◆ Written exercise ◆
Repeat each entry exactly and drop the pictures.

** Begin **

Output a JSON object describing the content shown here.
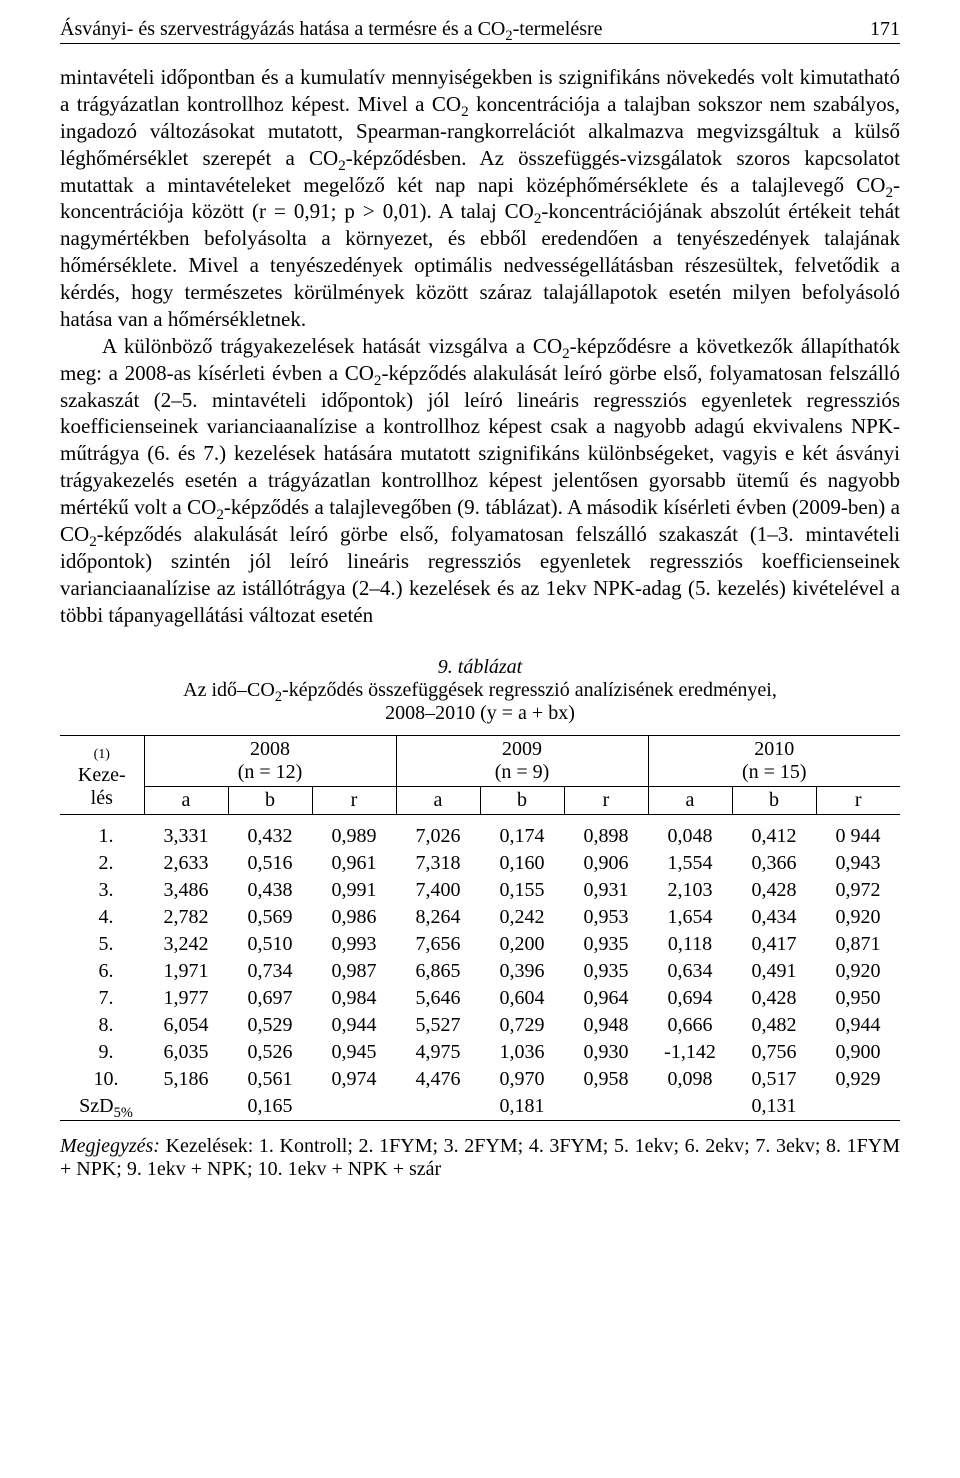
{
  "header": {
    "title_html": "Ásványi- és szervestrágyázás hatása a termésre és a CO<span class=\"sub\">2</span>-termelésre",
    "page_number": "171"
  },
  "paragraphs": {
    "p1_html": "mintavételi időpontban és a kumulatív mennyiségekben is szignifikáns növekedés volt kimutatható a trágyázatlan kontrollhoz képest. Mivel a CO<span class=\"sub\">2</span> koncentrációja a talajban sokszor nem szabályos, ingadozó változásokat mutatott, Spearman-rangkorrelációt alkalmazva megvizsgáltuk a külső léghőmérséklet szerepét a CO<span class=\"sub\">2</span>-képződésben. Az összefüggés-vizsgálatok szoros kapcsolatot mutattak a mintavételeket megelőző két nap napi középhőmérséklete és a talajlevegő CO<span class=\"sub\">2</span>-koncentrációja között (r = 0,91; p &gt; 0,01). A talaj CO<span class=\"sub\">2</span>-koncentrációjának abszolút értékeit tehát nagymértékben befolyásolta a környezet, és ebből eredendően a tenyészedények talajának hőmérséklete. Mivel a tenyészedények optimális nedvességellátásban részesültek, felvetődik a kérdés, hogy természetes körülmények között száraz talajállapotok esetén milyen befolyásoló hatása van a hőmérsékletnek.",
    "p2_html": "<span class=\"indent\"></span>A különböző trágyakezelések hatását vizsgálva a CO<span class=\"sub\">2</span>-képződésre a következők állapíthatók meg: a 2008-as kísérleti évben a CO<span class=\"sub\">2</span>-képződés alakulását leíró görbe első, folyamatosan felszálló szakaszát (2–5. mintavételi időpontok) jól leíró lineáris regressziós egyenletek regressziós koefficienseinek varianciaanalízise a kontrollhoz képest csak a nagyobb adagú ekvivalens NPK-műtrágya (6. és 7.) kezelések hatására mutatott szignifikáns különbségeket, vagyis e két ásványi trágyakezelés esetén a trágyázatlan kontrollhoz képest jelentősen gyorsabb ütemű és nagyobb mértékű volt a CO<span class=\"sub\">2</span>-képződés a talajlevegőben (9. táblázat). A második kísérleti évben (2009-ben) a CO<span class=\"sub\">2</span>-képződés alakulását leíró görbe első, folyamatosan felszálló szakaszát (1–3. mintavételi időpontok) szintén jól leíró lineáris regressziós egyenletek regressziós koefficienseinek varianciaanalízise az istállótrágya (2–4.) kezelések és az 1ekv NPK-adag (5. kezelés) kivételével a többi tápanyagellátási változat esetén"
  },
  "table": {
    "caption_title": "9. táblázat",
    "caption_line2_html": "Az idő–CO<span class=\"sub\">2</span>-képződés összefüggések regresszió analízisének eredményei,",
    "caption_line3": "2008–2010 (y = a + bx)",
    "col1_small": "(1)",
    "col1_label": "Keze-\nlés",
    "years": [
      "2008",
      "2009",
      "2010"
    ],
    "n_labels": [
      "(n = 12)",
      "(n = 9)",
      "(n = 15)"
    ],
    "sub_headers": [
      "a",
      "b",
      "r"
    ],
    "rows": [
      {
        "k": "1.",
        "v": [
          "3,331",
          "0,432",
          "0,989",
          "7,026",
          "0,174",
          "0,898",
          "0,048",
          "0,412",
          "0 944"
        ]
      },
      {
        "k": "2.",
        "v": [
          "2,633",
          "0,516",
          "0,961",
          "7,318",
          "0,160",
          "0,906",
          "1,554",
          "0,366",
          "0,943"
        ]
      },
      {
        "k": "3.",
        "v": [
          "3,486",
          "0,438",
          "0,991",
          "7,400",
          "0,155",
          "0,931",
          "2,103",
          "0,428",
          "0,972"
        ]
      },
      {
        "k": "4.",
        "v": [
          "2,782",
          "0,569",
          "0,986",
          "8,264",
          "0,242",
          "0,953",
          "1,654",
          "0,434",
          "0,920"
        ]
      },
      {
        "k": "5.",
        "v": [
          "3,242",
          "0,510",
          "0,993",
          "7,656",
          "0,200",
          "0,935",
          "0,118",
          "0,417",
          "0,871"
        ]
      },
      {
        "k": "6.",
        "v": [
          "1,971",
          "0,734",
          "0,987",
          "6,865",
          "0,396",
          "0,935",
          "0,634",
          "0,491",
          "0,920"
        ]
      },
      {
        "k": "7.",
        "v": [
          "1,977",
          "0,697",
          "0,984",
          "5,646",
          "0,604",
          "0,964",
          "0,694",
          "0,428",
          "0,950"
        ]
      },
      {
        "k": "8.",
        "v": [
          "6,054",
          "0,529",
          "0,944",
          "5,527",
          "0,729",
          "0,948",
          "0,666",
          "0,482",
          "0,944"
        ]
      },
      {
        "k": "9.",
        "v": [
          "6,035",
          "0,526",
          "0,945",
          "4,975",
          "1,036",
          "0,930",
          "-1,142",
          "0,756",
          "0,900"
        ]
      },
      {
        "k": "10.",
        "v": [
          "5,186",
          "0,561",
          "0,974",
          "4,476",
          "0,970",
          "0,958",
          "0,098",
          "0,517",
          "0,929"
        ]
      }
    ],
    "szd_label_html": "SzD<span class=\"sub\">5%</span>",
    "szd_values": [
      "",
      "0,165",
      "",
      "",
      "0,181",
      "",
      "",
      "0,131",
      ""
    ],
    "footnote_label": "Megjegyzés:",
    "footnote_text": " Kezelések: 1. Kontroll; 2. 1FYM; 3. 2FYM; 4. 3FYM; 5. 1ekv; 6. 2ekv; 7. 3ekv; 8. 1FYM + NPK; 9. 1ekv + NPK; 10. 1ekv + NPK + szár"
  }
}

** End **

◆ Response to this exercise ◆
Output a JSON object describing the content shown here.
{
  "header": {
    "title_html": "Ásványi- és szervestrágyázás hatása a termésre és a CO<span class=\"sub\">2</span>-termelésre",
    "page_number": "171"
  },
  "paragraphs": {
    "p1_html": "mintavételi időpontban és a kumulatív mennyiségekben is szignifikáns növekedés volt kimutatható a trágyázatlan kontrollhoz képest. Mivel a CO<span class=\"sub\">2</span> koncentrációja a talajban sokszor nem szabályos, ingadozó változásokat mutatott, Spearman-rangkorrelációt alkalmazva megvizsgáltuk a külső léghőmérséklet szerepét a CO<span class=\"sub\">2</span>-képződésben. Az összefüggés-vizsgálatok szoros kapcsolatot mutattak a mintavételeket megelőző két nap napi középhőmérséklete és a talajlevegő CO<span class=\"sub\">2</span>-koncentrációja között (r = 0,91; p &gt; 0,01). A talaj CO<span class=\"sub\">2</span>-koncentrációjának abszolút értékeit tehát nagymértékben befolyásolta a környezet, és ebből eredendően a tenyészedények talajának hőmérséklete. Mivel a tenyészedények optimális nedvességellátásban részesültek, felvetődik a kérdés, hogy természetes körülmények között száraz talajállapotok esetén milyen befolyásoló hatása van a hőmérsékletnek.",
    "p2_html": "<span class=\"indent\"></span>A különböző trágyakezelések hatását vizsgálva a CO<span class=\"sub\">2</span>-képződésre a következők állapíthatók meg: a 2008-as kísérleti évben a CO<span class=\"sub\">2</span>-képződés alakulását leíró görbe első, folyamatosan felszálló szakaszát (2–5. mintavételi időpontok) jól leíró lineáris regressziós egyenletek regressziós koefficienseinek varianciaanalízise a kontrollhoz képest csak a nagyobb adagú ekvivalens NPK-műtrágya (6. és 7.) kezelések hatására mutatott szignifikáns különbségeket, vagyis e két ásványi trágyakezelés esetén a trágyázatlan kontrollhoz képest jelentősen gyorsabb ütemű és nagyobb mértékű volt a CO<span class=\"sub\">2</span>-képződés a talajlevegőben (9. táblázat). A második kísérleti évben (2009-ben) a CO<span class=\"sub\">2</span>-képződés alakulását leíró görbe első, folyamatosan felszálló szakaszát (1–3. mintavételi időpontok) szintén jól leíró lineáris regressziós egyenletek regressziós koefficienseinek varianciaanalízise az istállótrágya (2–4.) kezelések és az 1ekv NPK-adag (5. kezelés) kivételével a többi tápanyagellátási változat esetén"
  },
  "table": {
    "caption_title": "9. táblázat",
    "caption_line2_html": "Az idő–CO<span class=\"sub\">2</span>-képződés összefüggések regresszió analízisének eredményei,",
    "caption_line3": "2008–2010 (y = a + bx)",
    "col1_small": "(1)",
    "col1_label": "Keze-\nlés",
    "years": [
      "2008",
      "2009",
      "2010"
    ],
    "n_labels": [
      "(n = 12)",
      "(n = 9)",
      "(n = 15)"
    ],
    "sub_headers": [
      "a",
      "b",
      "r"
    ],
    "rows": [
      {
        "k": "1.",
        "v": [
          "3,331",
          "0,432",
          "0,989",
          "7,026",
          "0,174",
          "0,898",
          "0,048",
          "0,412",
          "0 944"
        ]
      },
      {
        "k": "2.",
        "v": [
          "2,633",
          "0,516",
          "0,961",
          "7,318",
          "0,160",
          "0,906",
          "1,554",
          "0,366",
          "0,943"
        ]
      },
      {
        "k": "3.",
        "v": [
          "3,486",
          "0,438",
          "0,991",
          "7,400",
          "0,155",
          "0,931",
          "2,103",
          "0,428",
          "0,972"
        ]
      },
      {
        "k": "4.",
        "v": [
          "2,782",
          "0,569",
          "0,986",
          "8,264",
          "0,242",
          "0,953",
          "1,654",
          "0,434",
          "0,920"
        ]
      },
      {
        "k": "5.",
        "v": [
          "3,242",
          "0,510",
          "0,993",
          "7,656",
          "0,200",
          "0,935",
          "0,118",
          "0,417",
          "0,871"
        ]
      },
      {
        "k": "6.",
        "v": [
          "1,971",
          "0,734",
          "0,987",
          "6,865",
          "0,396",
          "0,935",
          "0,634",
          "0,491",
          "0,920"
        ]
      },
      {
        "k": "7.",
        "v": [
          "1,977",
          "0,697",
          "0,984",
          "5,646",
          "0,604",
          "0,964",
          "0,694",
          "0,428",
          "0,950"
        ]
      },
      {
        "k": "8.",
        "v": [
          "6,054",
          "0,529",
          "0,944",
          "5,527",
          "0,729",
          "0,948",
          "0,666",
          "0,482",
          "0,944"
        ]
      },
      {
        "k": "9.",
        "v": [
          "6,035",
          "0,526",
          "0,945",
          "4,975",
          "1,036",
          "0,930",
          "-1,142",
          "0,756",
          "0,900"
        ]
      },
      {
        "k": "10.",
        "v": [
          "5,186",
          "0,561",
          "0,974",
          "4,476",
          "0,970",
          "0,958",
          "0,098",
          "0,517",
          "0,929"
        ]
      }
    ],
    "szd_label_html": "SzD<span class=\"sub\">5%</span>",
    "szd_values": [
      "",
      "0,165",
      "",
      "",
      "0,181",
      "",
      "",
      "0,131",
      ""
    ],
    "footnote_label": "Megjegyzés:",
    "footnote_text": " Kezelések: 1. Kontroll; 2. 1FYM; 3. 2FYM; 4. 3FYM; 5. 1ekv; 6. 2ekv; 7. 3ekv; 8. 1FYM + NPK; 9. 1ekv + NPK; 10. 1ekv + NPK + szár"
  }
}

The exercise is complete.